> _Data lines_:
* * *
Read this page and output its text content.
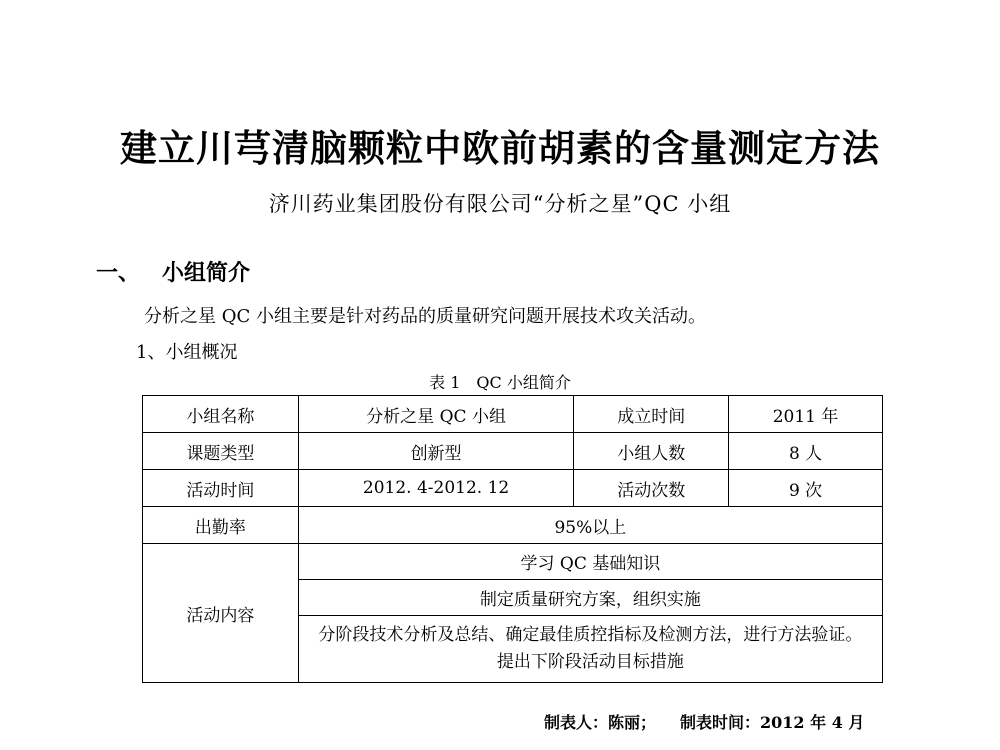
建立川芎清脑颗粒中欧前胡素的含量测定方法
济川药业集团股份有限公司“分析之星”QC 小组
一、 小组简介
分析之星 QC 小组主要是针对药品的质量研究问题开展技术攻关活动。
1、小组概况
表 1　QC 小组简介
小组名称	分析之星 QC 小组	成立时间	2011 年
课题类型	创新型	小组人数	8 人
活动时间	2012. 4-2012. 12	活动次数	9 次
出勤率	95%以上		
活动内容	学习 QC 基础知识		
	制定质量研究方案，组织实施		

	分阶段技术分析及总结、确定最佳质控指标及检测方法，进行方法验证。
提出下阶段活动目标措施		
制表人：陈丽； 制表时间：2012 年 4 月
* * *
Output the data exactly. Pictures don't belong in the result.

Read this page and output its text content.
建立川芎清脑颗粒中欧前胡素的含量测定方法
济川药业集团股份有限公司“分析之星”QC 小组
一、 小组简介
分析之星 QC 小组主要是针对药品的质量研究问题开展技术攻关活动。
1、小组概况
表 1　QC 小组简介
小组名称	分析之星 QC 小组	成立时间	2011 年
课题类型	创新型	小组人数	8 人
活动时间	2012. 4-2012. 12	活动次数	9 次
出勤率	95%以上		
活动内容	学习 QC 基础知识		
	制定质量研究方案，组织实施		

	分阶段技术分析及总结、确定最佳质控指标及检测方法，进行方法验证。
提出下阶段活动目标措施		
制表人：陈丽； 制表时间：2012 年 4 月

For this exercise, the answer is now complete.